• [Aim of the task]
Write out all of the entries exactly as given.

begin Material shown

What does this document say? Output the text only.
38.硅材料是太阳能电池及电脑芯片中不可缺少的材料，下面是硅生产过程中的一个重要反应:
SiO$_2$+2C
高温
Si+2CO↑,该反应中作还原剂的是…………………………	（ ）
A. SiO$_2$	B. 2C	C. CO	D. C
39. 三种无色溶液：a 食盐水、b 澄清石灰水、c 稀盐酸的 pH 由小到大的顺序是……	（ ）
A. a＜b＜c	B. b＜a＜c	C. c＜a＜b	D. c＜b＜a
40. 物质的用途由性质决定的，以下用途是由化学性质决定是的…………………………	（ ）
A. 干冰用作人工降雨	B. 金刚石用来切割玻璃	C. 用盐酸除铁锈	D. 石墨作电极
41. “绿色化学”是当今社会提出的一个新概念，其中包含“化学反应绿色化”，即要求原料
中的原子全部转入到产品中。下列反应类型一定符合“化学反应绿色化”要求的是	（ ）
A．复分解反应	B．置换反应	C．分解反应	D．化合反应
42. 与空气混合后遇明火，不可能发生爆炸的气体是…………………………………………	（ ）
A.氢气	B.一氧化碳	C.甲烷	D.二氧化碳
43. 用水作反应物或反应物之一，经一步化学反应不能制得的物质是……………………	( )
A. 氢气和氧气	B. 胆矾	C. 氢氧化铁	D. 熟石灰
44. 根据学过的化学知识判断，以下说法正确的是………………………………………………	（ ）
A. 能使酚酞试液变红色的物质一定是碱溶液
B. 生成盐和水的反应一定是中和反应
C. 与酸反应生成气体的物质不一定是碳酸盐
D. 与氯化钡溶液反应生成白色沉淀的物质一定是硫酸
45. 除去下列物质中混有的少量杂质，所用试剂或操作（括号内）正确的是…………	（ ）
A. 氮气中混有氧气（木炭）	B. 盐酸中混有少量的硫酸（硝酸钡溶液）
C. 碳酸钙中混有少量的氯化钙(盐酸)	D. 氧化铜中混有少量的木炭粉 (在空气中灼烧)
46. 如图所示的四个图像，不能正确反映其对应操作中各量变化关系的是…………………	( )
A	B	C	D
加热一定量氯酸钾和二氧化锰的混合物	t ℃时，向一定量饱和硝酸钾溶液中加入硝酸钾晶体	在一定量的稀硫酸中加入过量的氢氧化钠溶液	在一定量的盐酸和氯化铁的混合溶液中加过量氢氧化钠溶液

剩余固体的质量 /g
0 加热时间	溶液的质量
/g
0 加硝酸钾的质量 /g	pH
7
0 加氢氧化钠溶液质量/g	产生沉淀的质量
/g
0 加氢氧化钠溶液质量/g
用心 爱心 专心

end Material shown

• [Answer to this exercise]
What does this document say? Output the text only.
38.硅材料是太阳能电池及电脑芯片中不可缺少的材料，下面是硅生产过程中的一个重要反应:
SiO$_2$+2C
高温
Si+2CO↑,该反应中作还原剂的是…………………………	（ ）
A. SiO$_2$	B. 2C	C. CO	D. C
39. 三种无色溶液：a 食盐水、b 澄清石灰水、c 稀盐酸的 pH 由小到大的顺序是……	（ ）
A. a＜b＜c	B. b＜a＜c	C. c＜a＜b	D. c＜b＜a
40. 物质的用途由性质决定的，以下用途是由化学性质决定是的…………………………	（ ）
A. 干冰用作人工降雨	B. 金刚石用来切割玻璃	C. 用盐酸除铁锈	D. 石墨作电极
41. “绿色化学”是当今社会提出的一个新概念，其中包含“化学反应绿色化”，即要求原料
中的原子全部转入到产品中。下列反应类型一定符合“化学反应绿色化”要求的是	（ ）
A．复分解反应	B．置换反应	C．分解反应	D．化合反应
42. 与空气混合后遇明火，不可能发生爆炸的气体是…………………………………………	（ ）
A.氢气	B.一氧化碳	C.甲烷	D.二氧化碳
43. 用水作反应物或反应物之一，经一步化学反应不能制得的物质是……………………	( )
A. 氢气和氧气	B. 胆矾	C. 氢氧化铁	D. 熟石灰
44. 根据学过的化学知识判断，以下说法正确的是………………………………………………	（ ）
A. 能使酚酞试液变红色的物质一定是碱溶液
B. 生成盐和水的反应一定是中和反应
C. 与酸反应生成气体的物质不一定是碳酸盐
D. 与氯化钡溶液反应生成白色沉淀的物质一定是硫酸
45. 除去下列物质中混有的少量杂质，所用试剂或操作（括号内）正确的是…………	（ ）
A. 氮气中混有氧气（木炭）	B. 盐酸中混有少量的硫酸（硝酸钡溶液）
C. 碳酸钙中混有少量的氯化钙(盐酸)	D. 氧化铜中混有少量的木炭粉 (在空气中灼烧)
46. 如图所示的四个图像，不能正确反映其对应操作中各量变化关系的是…………………	( )
A	B	C	D
加热一定量氯酸钾和二氧化锰的混合物	t ℃时，向一定量饱和硝酸钾溶液中加入硝酸钾晶体	在一定量的稀硫酸中加入过量的氢氧化钠溶液	在一定量的盐酸和氯化铁的混合溶液中加过量氢氧化钠溶液

剩余固体的质量 /g
0 加热时间	溶液的质量
/g
0 加硝酸钾的质量 /g	pH
7
0 加氢氧化钠溶液质量/g	产生沉淀的质量
/g
0 加氢氧化钠溶液质量/g
用心 爱心 专心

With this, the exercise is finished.